Exercise prompt: Write out exactly the lines below that run from the line containing "What data populates" through the last line of the records.

Given data:
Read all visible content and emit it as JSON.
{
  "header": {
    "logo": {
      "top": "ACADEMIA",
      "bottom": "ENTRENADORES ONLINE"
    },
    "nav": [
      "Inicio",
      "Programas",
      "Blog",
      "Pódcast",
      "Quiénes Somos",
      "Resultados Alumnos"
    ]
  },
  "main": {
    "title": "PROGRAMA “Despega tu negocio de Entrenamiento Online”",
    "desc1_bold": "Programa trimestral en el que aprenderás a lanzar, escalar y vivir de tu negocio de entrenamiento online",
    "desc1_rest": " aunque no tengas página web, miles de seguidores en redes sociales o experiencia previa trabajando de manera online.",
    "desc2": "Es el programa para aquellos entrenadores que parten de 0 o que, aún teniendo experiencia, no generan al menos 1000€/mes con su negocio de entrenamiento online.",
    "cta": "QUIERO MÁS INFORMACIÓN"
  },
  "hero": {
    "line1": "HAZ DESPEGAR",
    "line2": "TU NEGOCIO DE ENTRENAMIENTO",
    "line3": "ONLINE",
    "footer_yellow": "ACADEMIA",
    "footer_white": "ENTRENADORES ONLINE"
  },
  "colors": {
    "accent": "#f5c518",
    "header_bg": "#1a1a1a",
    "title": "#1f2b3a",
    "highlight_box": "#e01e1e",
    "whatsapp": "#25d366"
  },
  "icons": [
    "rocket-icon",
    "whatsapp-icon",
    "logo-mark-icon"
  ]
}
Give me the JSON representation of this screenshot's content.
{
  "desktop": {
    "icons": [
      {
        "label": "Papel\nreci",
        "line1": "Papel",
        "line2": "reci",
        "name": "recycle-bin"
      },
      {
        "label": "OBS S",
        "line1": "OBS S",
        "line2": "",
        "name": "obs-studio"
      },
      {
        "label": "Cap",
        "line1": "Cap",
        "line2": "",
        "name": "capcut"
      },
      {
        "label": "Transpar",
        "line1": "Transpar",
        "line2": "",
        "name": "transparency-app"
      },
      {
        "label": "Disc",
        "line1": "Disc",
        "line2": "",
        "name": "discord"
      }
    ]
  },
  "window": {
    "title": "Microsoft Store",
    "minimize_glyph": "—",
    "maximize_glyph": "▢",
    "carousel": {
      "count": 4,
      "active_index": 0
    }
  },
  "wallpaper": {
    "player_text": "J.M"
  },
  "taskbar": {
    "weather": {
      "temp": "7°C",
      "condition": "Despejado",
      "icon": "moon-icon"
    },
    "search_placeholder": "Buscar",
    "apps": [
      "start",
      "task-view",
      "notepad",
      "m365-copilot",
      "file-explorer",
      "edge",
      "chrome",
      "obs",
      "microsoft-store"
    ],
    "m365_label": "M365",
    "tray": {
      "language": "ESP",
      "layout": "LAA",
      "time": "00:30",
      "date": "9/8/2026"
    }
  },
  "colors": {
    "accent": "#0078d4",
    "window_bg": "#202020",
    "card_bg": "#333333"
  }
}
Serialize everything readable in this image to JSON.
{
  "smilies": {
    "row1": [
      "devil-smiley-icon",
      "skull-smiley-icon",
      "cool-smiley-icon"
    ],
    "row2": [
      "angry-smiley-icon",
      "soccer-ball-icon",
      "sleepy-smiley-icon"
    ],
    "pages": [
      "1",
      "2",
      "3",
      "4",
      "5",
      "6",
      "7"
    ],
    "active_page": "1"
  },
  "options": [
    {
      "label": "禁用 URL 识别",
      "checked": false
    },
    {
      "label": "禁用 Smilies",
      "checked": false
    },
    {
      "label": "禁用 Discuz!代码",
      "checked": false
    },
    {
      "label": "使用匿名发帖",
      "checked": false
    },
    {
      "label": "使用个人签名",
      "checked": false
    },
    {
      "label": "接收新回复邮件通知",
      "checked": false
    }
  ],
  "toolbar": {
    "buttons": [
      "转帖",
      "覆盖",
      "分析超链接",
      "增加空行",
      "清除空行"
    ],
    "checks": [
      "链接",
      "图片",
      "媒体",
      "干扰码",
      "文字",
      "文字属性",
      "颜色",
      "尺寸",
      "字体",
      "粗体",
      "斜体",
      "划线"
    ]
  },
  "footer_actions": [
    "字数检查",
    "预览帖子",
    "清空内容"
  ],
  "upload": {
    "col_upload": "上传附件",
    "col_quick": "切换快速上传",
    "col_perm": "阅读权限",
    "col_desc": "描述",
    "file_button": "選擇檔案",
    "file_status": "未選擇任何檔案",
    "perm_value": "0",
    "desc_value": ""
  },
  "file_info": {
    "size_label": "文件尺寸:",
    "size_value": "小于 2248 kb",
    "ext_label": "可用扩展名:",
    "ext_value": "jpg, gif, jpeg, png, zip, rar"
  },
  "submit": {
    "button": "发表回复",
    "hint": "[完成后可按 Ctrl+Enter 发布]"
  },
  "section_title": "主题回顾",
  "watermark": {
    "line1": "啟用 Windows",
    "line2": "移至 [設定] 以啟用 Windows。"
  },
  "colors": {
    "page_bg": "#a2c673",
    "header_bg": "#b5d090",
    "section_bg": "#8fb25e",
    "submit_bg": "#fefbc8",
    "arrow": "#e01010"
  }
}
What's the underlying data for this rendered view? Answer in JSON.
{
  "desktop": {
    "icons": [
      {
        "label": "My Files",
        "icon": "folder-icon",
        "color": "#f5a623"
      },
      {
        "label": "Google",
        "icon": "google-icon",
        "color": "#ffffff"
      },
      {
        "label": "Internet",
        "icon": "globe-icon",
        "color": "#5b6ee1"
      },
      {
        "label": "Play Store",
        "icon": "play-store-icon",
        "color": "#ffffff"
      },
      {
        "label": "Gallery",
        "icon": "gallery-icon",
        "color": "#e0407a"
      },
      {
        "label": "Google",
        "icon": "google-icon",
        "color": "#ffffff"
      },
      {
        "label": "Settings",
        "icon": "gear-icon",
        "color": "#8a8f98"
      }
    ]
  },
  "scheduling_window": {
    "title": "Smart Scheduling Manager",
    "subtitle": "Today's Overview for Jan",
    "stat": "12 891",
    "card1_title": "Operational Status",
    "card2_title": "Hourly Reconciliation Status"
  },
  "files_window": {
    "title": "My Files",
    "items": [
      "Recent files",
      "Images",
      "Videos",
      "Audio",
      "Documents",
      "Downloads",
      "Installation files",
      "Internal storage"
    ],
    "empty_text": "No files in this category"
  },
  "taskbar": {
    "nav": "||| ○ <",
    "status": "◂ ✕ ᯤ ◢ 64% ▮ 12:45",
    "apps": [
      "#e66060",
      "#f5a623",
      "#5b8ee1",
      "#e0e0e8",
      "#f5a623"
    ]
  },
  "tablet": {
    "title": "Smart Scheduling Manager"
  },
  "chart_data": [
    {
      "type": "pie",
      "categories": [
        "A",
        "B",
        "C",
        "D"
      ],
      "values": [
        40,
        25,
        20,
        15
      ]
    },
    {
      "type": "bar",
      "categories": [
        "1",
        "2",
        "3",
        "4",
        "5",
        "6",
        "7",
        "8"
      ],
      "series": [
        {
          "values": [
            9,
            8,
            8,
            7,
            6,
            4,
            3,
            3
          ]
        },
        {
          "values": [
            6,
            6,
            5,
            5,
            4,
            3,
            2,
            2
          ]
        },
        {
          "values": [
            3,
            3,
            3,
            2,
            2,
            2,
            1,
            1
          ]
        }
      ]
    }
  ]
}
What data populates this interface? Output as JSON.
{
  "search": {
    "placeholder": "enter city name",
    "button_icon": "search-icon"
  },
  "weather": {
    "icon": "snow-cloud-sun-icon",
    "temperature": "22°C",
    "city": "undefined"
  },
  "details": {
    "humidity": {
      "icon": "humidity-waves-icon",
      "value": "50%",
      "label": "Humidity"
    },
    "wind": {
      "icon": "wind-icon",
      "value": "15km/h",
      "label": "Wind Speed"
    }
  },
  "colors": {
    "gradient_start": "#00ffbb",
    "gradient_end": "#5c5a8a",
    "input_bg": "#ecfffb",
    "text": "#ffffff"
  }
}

Reply:
What data populates this interface? Output as JSON.
{
  "search": {
    "placeholder": "enter city name",
    "button_icon": "search-icon"
  },
  "weather": {
    "icon": "snow-cloud-sun-icon",
    "temperature": "22°C",
    "city": "undefined"
  },
  "details": {
    "humidity": {
      "icon": "humidity-waves-icon",
      "value": "50%",
      "label": "Humidity"
    },
    "wind": {
      "icon": "wind-icon",
      "value": "15km/h",
      "label": "Wind Speed"
    }
  },
  "colors": {
    "gradient_start": "#00ffbb",
    "gradient_end": "#5c5a8a",
    "input_bg": "#ecfffb",
    "text": "#ffffff"
  }
}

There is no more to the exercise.